Do this:
From the entries below, list each line with "marker".
---------- Dataset content
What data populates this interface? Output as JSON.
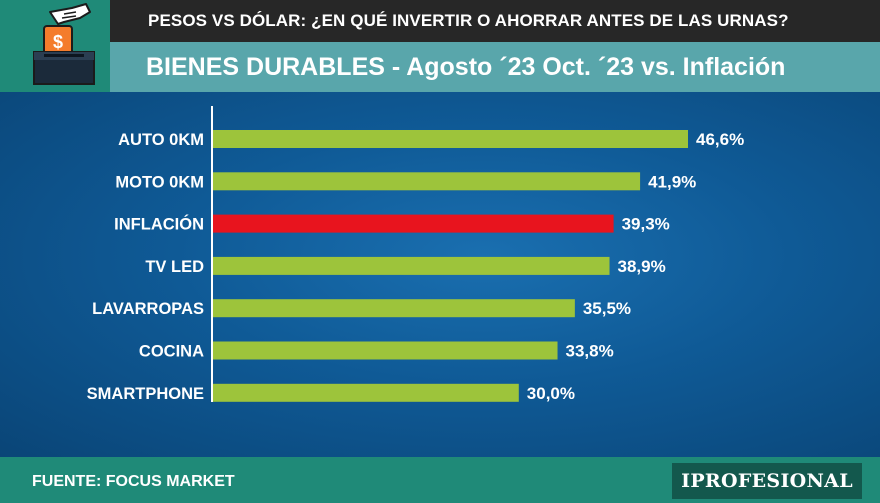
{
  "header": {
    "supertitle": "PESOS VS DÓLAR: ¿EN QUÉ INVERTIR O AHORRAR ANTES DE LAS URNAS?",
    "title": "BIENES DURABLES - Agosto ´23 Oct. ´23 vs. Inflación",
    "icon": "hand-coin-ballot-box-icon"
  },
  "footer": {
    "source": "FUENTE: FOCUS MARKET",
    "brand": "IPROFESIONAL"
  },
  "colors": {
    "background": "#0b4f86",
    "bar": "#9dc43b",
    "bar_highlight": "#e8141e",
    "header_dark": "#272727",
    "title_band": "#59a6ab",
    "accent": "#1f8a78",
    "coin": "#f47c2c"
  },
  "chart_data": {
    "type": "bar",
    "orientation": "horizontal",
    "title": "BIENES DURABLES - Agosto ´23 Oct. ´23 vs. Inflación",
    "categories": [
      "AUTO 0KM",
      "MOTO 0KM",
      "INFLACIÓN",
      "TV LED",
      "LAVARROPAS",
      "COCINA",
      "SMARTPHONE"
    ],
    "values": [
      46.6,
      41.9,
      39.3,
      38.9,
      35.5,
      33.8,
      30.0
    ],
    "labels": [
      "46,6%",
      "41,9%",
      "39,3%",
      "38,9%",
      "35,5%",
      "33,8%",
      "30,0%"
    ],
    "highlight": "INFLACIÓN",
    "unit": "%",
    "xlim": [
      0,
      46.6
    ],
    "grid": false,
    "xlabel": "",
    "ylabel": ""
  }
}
--------------------
---------- Dataset content
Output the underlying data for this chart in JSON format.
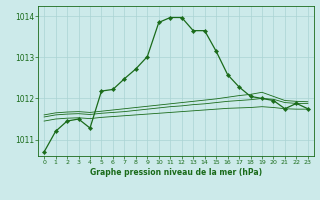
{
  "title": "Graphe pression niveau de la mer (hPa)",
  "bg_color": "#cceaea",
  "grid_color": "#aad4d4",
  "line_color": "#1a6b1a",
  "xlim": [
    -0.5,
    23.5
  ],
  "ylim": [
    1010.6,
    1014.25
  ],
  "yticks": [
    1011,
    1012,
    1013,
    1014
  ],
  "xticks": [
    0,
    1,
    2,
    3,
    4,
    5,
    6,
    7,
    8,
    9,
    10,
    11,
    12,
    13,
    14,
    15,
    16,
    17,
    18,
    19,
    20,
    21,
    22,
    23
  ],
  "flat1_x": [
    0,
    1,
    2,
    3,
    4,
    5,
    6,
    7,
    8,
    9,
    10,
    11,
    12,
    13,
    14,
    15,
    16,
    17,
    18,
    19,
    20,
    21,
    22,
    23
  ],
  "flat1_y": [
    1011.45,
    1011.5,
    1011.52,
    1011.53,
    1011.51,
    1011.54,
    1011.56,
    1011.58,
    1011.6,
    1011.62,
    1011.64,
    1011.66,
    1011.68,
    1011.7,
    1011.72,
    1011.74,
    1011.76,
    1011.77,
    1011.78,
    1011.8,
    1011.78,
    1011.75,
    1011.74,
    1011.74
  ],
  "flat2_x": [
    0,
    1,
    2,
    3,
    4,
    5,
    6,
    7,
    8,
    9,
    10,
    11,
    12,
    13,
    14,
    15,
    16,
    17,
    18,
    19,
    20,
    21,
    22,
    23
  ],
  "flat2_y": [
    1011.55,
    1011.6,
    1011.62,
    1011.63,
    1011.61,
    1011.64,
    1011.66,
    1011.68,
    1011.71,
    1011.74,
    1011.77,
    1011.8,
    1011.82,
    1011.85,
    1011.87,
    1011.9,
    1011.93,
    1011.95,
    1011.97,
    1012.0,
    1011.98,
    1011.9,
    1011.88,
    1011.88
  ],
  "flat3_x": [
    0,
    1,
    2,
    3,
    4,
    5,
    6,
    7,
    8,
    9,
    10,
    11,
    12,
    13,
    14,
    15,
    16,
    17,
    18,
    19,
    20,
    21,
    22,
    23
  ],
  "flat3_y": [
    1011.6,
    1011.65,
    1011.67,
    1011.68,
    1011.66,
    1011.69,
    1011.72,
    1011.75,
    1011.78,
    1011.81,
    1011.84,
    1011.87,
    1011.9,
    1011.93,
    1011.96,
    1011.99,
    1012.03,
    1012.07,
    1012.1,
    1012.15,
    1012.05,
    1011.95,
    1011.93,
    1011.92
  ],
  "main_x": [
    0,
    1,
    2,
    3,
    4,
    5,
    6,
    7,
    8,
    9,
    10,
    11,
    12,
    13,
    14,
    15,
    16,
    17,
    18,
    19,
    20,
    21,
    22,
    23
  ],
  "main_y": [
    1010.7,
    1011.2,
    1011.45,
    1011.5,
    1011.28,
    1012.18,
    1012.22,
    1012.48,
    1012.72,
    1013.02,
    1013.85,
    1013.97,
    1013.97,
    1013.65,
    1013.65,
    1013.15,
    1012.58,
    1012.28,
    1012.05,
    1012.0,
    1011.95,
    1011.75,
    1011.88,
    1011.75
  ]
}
--------------------
---------- Dataset content
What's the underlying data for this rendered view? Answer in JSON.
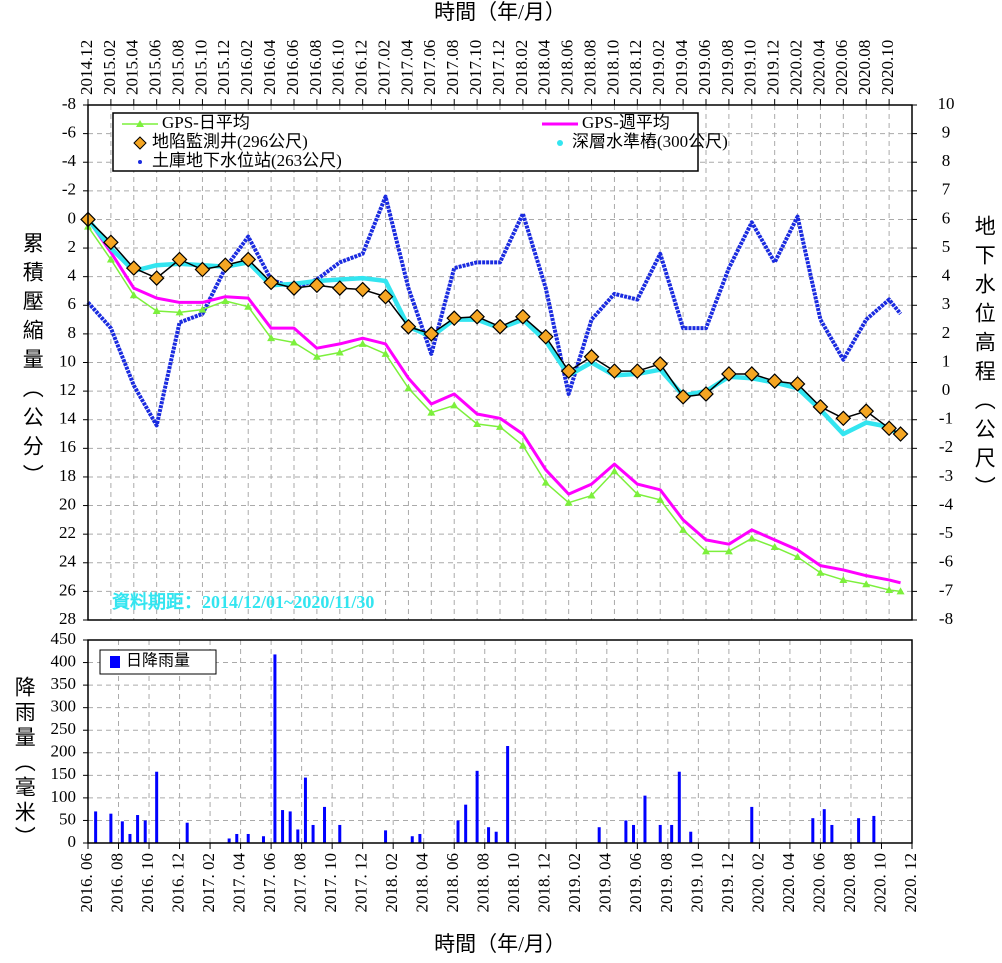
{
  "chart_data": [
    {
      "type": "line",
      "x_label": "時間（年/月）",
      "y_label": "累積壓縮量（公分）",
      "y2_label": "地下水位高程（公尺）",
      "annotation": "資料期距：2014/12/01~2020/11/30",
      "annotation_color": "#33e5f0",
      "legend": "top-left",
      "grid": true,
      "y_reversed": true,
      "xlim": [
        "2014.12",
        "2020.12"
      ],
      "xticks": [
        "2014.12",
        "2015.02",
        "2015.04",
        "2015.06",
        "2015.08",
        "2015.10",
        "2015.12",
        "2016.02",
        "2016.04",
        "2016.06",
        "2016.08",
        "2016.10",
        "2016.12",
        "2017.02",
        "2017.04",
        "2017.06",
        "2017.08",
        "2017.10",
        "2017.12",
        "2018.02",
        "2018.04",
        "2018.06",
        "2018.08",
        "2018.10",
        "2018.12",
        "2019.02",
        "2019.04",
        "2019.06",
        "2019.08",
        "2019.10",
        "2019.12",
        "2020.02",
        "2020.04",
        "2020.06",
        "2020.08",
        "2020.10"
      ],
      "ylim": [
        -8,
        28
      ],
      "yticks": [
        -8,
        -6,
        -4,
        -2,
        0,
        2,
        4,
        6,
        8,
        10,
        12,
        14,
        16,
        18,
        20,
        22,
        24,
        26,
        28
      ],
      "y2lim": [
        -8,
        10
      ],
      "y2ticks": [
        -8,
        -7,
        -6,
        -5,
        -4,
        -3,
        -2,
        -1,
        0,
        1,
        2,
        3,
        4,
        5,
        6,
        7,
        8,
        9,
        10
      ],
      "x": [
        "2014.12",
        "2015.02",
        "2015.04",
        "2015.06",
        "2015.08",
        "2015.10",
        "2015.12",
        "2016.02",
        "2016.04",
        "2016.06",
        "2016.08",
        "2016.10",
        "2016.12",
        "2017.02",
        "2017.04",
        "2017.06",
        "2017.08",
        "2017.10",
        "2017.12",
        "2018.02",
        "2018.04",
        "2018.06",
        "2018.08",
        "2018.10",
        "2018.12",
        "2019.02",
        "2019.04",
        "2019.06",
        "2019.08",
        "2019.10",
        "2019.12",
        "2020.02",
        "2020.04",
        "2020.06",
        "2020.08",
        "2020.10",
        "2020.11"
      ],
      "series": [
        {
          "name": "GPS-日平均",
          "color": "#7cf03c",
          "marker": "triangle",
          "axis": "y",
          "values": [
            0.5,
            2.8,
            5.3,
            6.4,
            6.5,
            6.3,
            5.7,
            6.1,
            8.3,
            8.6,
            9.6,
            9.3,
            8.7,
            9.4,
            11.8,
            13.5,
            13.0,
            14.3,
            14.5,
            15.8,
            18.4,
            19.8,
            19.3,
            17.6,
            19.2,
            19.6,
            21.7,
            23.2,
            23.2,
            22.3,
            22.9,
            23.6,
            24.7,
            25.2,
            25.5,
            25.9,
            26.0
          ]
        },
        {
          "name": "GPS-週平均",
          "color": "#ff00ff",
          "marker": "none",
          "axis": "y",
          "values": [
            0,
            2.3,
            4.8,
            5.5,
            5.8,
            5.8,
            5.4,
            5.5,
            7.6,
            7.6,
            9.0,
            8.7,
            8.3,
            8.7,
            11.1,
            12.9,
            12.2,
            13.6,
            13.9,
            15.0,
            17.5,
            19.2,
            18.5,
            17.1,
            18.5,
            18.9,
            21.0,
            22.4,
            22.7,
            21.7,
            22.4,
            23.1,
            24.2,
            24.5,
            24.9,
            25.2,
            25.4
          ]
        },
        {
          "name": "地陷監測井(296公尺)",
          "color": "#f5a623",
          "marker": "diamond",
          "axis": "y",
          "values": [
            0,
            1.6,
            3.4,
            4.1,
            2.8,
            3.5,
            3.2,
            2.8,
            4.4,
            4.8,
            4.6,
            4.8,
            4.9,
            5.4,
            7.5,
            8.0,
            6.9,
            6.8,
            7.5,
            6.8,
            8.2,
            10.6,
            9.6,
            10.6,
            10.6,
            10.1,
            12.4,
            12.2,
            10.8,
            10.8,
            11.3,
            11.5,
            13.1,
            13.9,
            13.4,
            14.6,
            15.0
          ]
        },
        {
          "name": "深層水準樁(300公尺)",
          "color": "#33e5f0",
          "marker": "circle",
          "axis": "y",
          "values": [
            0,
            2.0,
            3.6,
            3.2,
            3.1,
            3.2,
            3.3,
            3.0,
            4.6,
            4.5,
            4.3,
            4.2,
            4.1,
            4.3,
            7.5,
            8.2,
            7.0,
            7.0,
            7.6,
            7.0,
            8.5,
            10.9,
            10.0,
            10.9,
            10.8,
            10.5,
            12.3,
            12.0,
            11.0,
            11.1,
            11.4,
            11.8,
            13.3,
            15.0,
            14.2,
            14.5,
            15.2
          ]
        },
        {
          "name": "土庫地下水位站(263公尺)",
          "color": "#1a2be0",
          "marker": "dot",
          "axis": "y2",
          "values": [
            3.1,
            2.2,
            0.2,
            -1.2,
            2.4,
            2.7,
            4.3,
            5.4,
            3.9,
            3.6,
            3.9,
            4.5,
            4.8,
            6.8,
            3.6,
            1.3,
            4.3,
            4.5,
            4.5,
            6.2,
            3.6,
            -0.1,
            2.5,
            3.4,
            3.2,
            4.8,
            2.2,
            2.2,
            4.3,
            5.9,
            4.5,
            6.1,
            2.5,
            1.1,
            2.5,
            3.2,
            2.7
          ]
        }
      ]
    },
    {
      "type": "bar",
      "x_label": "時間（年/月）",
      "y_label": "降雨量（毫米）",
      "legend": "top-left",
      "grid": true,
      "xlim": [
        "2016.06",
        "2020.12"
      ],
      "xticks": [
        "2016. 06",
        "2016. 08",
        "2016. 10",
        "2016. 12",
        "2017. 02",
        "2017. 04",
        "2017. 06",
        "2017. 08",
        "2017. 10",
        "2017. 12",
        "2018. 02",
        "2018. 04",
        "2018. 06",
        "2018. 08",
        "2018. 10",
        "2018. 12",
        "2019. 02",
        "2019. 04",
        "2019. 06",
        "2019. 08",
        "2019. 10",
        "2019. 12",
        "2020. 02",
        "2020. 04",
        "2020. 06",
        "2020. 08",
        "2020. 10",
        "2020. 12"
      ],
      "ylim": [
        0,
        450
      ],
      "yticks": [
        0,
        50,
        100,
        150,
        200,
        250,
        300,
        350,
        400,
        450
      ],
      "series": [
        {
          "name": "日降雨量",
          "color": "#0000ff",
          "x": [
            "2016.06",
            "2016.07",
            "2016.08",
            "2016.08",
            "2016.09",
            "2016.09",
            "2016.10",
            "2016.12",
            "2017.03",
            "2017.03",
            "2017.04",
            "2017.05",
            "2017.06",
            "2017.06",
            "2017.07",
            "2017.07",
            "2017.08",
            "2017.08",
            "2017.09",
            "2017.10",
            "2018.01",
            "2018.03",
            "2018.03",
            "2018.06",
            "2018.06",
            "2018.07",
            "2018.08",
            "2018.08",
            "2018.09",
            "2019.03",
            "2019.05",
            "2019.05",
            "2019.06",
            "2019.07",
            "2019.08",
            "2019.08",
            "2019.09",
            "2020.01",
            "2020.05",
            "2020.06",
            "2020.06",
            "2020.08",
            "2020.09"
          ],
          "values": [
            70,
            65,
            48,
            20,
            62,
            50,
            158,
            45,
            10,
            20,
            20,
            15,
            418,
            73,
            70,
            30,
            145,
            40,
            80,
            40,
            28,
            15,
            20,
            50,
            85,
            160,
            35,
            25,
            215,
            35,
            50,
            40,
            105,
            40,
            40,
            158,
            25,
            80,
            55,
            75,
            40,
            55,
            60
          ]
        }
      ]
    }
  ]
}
--------------------
Result for this task:
          "marker": "triangle",
          "marker": "none",
          "marker": "diamond",
          "marker": "circle",
          "marker": "dot",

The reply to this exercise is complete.